Copy each line holding the string "động".

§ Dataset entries
>>>

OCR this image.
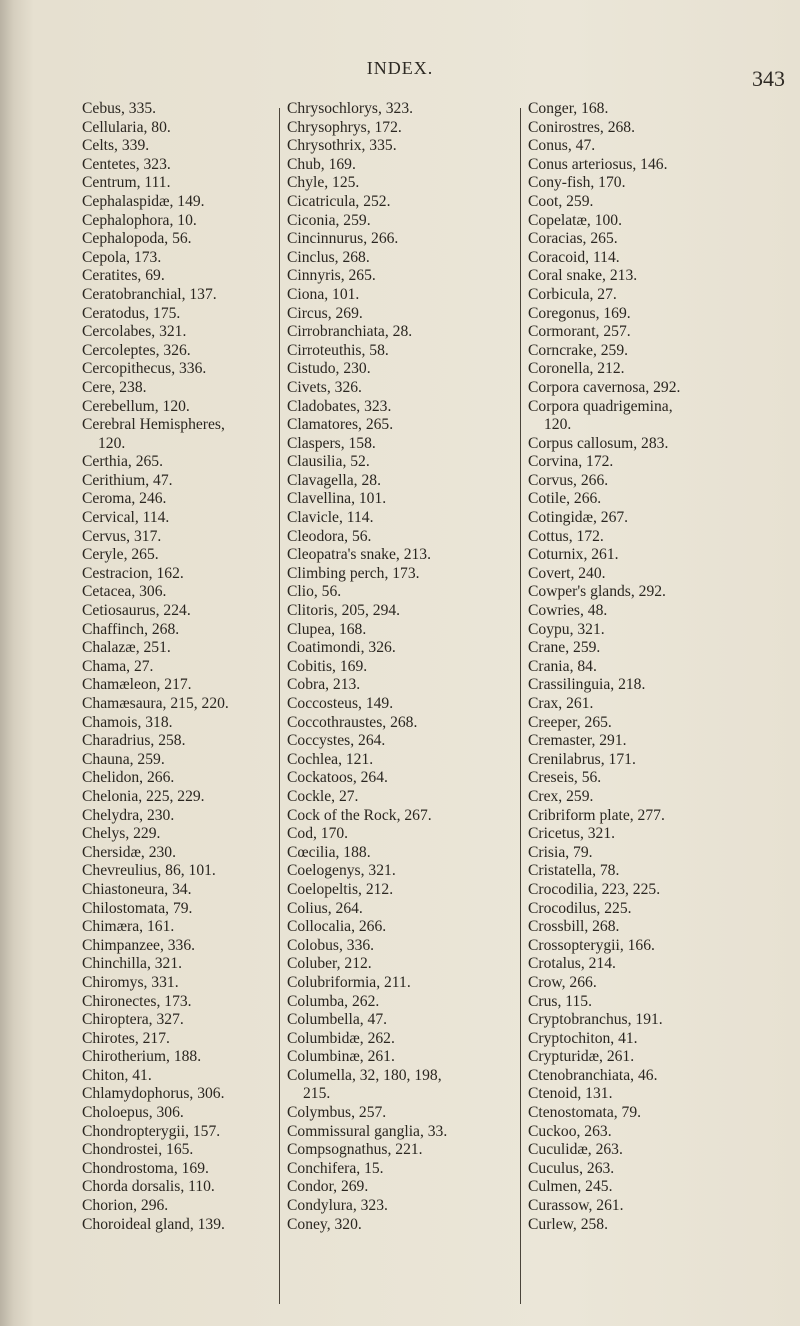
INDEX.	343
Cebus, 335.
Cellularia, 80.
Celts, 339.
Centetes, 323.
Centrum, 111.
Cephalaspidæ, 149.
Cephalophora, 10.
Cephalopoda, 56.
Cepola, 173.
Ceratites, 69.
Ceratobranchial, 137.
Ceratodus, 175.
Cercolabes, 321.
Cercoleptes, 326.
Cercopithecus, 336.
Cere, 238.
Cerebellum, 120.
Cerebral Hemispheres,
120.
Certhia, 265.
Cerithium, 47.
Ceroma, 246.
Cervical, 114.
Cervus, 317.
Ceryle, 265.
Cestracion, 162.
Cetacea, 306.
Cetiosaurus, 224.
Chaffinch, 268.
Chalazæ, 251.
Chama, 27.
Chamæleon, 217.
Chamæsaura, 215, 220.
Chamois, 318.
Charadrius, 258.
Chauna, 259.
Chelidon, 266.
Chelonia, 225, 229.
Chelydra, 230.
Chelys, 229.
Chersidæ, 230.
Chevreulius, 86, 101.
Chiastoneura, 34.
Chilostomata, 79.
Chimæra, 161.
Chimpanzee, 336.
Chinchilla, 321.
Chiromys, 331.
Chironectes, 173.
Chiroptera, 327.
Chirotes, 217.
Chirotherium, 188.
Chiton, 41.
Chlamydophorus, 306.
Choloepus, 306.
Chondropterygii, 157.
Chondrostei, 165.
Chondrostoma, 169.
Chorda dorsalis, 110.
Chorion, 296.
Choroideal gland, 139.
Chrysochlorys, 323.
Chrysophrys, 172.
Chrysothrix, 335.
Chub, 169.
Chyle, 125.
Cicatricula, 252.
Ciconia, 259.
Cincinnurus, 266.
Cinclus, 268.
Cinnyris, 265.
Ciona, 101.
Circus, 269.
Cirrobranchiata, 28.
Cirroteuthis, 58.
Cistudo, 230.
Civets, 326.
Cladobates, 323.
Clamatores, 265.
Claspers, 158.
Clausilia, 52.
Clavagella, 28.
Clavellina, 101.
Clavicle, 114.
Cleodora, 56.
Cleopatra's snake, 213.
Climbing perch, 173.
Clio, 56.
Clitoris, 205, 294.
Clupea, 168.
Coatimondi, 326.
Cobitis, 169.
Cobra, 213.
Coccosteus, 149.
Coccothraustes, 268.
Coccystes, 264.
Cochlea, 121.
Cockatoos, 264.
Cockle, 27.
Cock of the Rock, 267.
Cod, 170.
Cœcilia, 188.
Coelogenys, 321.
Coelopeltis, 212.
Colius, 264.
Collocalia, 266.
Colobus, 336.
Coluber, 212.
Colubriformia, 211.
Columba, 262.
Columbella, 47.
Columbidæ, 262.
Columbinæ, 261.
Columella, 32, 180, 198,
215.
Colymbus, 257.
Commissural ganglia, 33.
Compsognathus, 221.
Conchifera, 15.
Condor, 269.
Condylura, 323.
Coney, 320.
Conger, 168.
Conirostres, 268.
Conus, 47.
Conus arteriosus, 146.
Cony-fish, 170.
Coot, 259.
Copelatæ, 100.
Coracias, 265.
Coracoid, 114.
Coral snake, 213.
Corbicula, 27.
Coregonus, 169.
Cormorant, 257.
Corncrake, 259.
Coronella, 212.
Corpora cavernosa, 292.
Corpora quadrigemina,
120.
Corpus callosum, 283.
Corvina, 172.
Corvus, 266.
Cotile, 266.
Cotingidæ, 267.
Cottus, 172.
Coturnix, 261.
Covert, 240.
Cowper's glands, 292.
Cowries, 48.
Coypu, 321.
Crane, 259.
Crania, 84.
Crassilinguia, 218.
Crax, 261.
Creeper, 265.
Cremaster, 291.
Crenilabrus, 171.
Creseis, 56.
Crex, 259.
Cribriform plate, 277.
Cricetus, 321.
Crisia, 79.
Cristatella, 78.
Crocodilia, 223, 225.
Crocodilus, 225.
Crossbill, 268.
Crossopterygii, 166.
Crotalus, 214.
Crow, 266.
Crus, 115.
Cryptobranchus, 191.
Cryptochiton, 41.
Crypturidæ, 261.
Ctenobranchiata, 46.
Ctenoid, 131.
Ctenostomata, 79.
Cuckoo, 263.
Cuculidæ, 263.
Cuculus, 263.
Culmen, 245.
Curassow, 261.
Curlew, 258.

<<<
>>>

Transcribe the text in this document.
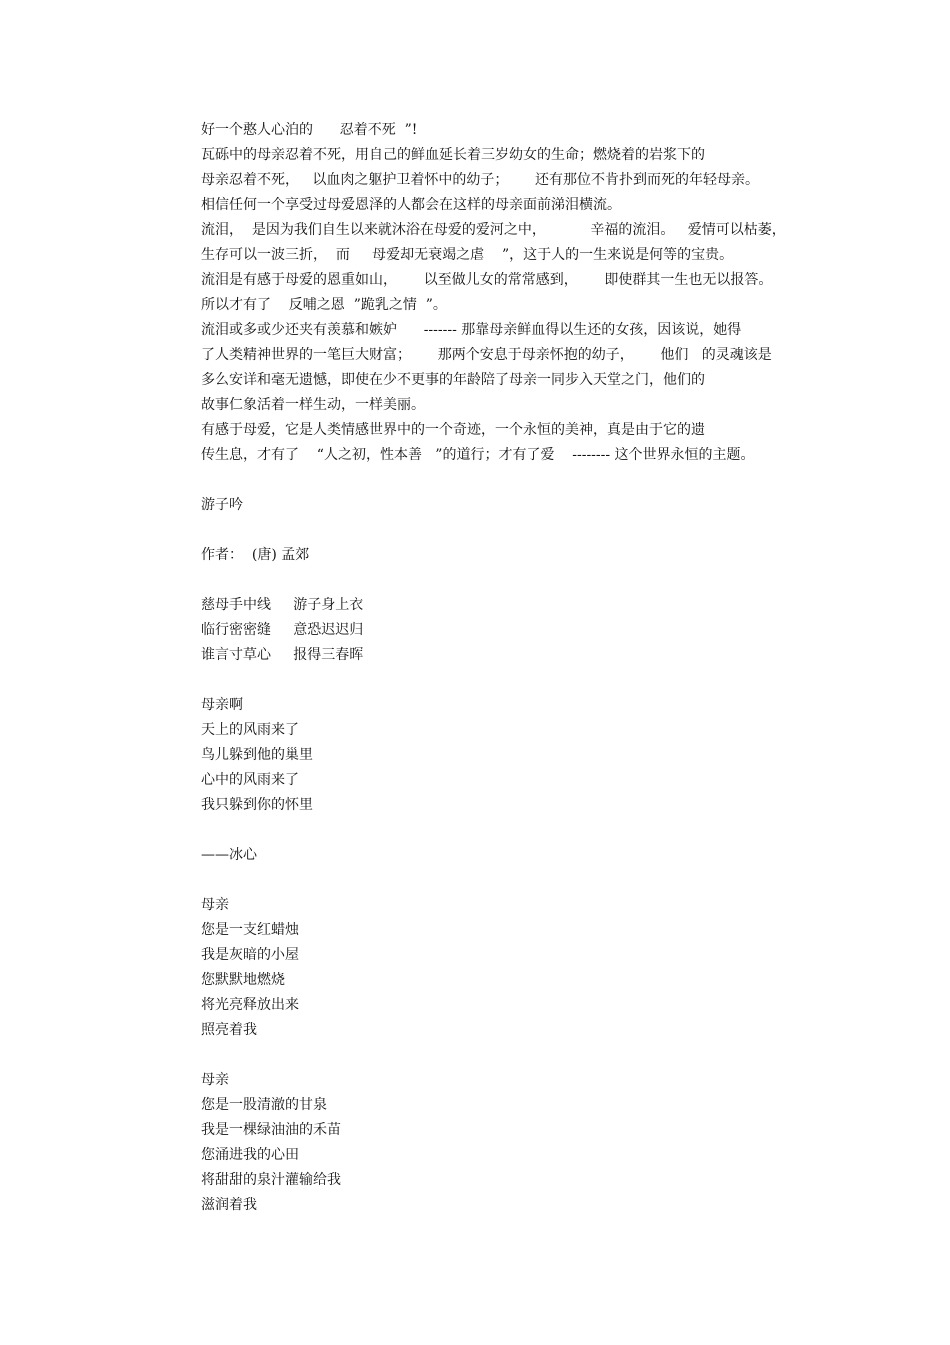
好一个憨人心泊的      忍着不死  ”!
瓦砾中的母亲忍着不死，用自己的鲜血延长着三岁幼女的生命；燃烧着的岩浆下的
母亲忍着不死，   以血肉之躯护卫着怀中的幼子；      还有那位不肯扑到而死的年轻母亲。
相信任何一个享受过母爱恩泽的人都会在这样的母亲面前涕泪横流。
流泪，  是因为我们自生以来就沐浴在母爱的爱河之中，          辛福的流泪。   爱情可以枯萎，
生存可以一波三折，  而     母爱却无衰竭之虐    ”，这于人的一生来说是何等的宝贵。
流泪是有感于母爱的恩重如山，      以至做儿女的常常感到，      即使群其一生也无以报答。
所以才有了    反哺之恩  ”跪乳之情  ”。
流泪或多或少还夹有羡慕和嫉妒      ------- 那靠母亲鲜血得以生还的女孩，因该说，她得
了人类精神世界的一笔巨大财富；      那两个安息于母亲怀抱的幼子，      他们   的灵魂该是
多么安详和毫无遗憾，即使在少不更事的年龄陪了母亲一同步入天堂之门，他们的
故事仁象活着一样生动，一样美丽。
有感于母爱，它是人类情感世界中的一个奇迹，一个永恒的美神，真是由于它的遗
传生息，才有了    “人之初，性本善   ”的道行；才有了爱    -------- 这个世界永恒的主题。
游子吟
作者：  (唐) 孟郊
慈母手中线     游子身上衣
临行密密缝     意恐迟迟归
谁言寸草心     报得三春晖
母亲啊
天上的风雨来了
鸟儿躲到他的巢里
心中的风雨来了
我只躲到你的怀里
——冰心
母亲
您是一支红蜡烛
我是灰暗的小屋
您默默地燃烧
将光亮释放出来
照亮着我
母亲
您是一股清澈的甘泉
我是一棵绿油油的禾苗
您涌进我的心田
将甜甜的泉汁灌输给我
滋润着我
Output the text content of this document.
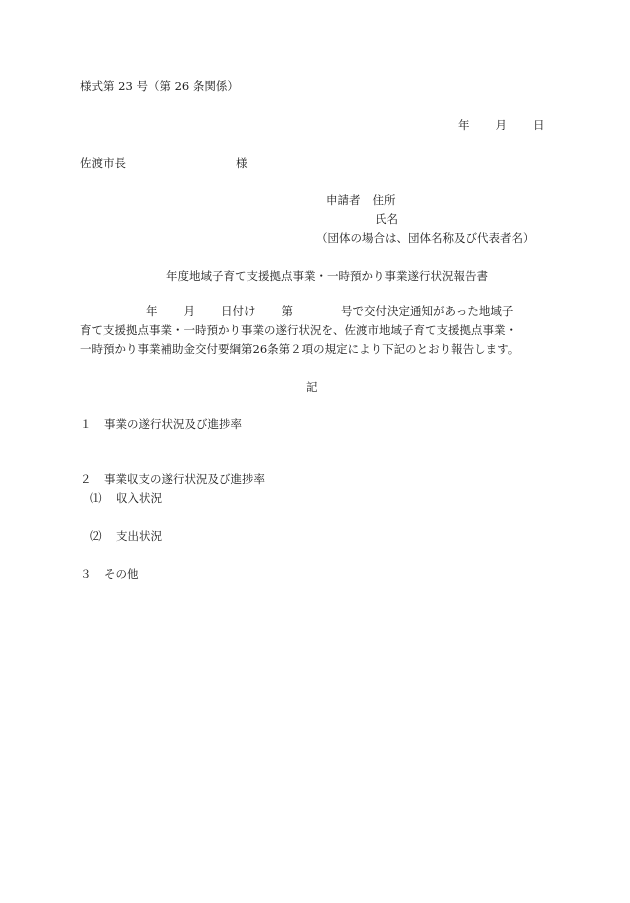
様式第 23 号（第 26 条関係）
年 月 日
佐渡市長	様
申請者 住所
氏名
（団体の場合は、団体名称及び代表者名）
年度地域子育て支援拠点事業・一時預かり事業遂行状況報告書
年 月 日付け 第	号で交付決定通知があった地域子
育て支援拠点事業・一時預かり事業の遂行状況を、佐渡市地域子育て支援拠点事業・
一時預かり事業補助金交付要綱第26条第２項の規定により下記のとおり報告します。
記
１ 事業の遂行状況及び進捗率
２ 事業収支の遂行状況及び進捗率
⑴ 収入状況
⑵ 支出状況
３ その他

<<<
>>>

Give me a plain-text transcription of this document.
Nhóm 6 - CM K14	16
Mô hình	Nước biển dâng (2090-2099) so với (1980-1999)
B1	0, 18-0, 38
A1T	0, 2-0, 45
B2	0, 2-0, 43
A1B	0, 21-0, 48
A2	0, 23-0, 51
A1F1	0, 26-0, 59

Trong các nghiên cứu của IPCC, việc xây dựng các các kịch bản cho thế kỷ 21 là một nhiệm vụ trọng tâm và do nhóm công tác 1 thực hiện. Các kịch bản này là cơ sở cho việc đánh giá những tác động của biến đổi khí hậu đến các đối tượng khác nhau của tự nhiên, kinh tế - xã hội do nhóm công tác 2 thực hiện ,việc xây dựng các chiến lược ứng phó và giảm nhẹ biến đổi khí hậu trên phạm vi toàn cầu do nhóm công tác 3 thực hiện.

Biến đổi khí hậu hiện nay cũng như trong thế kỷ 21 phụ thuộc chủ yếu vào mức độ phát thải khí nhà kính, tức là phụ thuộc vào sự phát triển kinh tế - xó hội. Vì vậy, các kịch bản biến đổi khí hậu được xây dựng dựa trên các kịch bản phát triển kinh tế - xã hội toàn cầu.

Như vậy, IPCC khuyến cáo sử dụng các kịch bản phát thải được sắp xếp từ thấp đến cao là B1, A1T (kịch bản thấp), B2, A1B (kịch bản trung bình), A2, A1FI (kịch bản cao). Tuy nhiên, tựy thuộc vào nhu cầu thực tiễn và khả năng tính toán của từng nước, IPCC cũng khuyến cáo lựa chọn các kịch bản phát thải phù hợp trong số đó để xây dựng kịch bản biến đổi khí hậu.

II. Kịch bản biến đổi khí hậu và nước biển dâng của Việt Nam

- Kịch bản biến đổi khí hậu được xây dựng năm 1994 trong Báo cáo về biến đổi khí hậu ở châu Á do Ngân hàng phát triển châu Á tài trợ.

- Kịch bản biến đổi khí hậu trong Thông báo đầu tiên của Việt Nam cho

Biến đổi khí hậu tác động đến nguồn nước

<<<

§ Exercise output
Trong các nghiên cứu của IPCC, việc xây dựng các các kịch bản cho thế kỷ 21 là một nhiệm vụ trọng tâm và do nhóm công tác 1 thực hiện. Các kịch bản này là cơ sở cho việc đánh giá những tác động của biến đổi khí hậu đến các đối tượng khác nhau của tự nhiên, kinh tế - xã hội do nhóm công tác 2 thực hiện ,việc xây dựng các chiến lược ứng phó và giảm nhẹ biến đổi khí hậu trên phạm vi toàn cầu do nhóm công tác 3 thực hiện.
Biến đổi khí hậu tác động đến nguồn nước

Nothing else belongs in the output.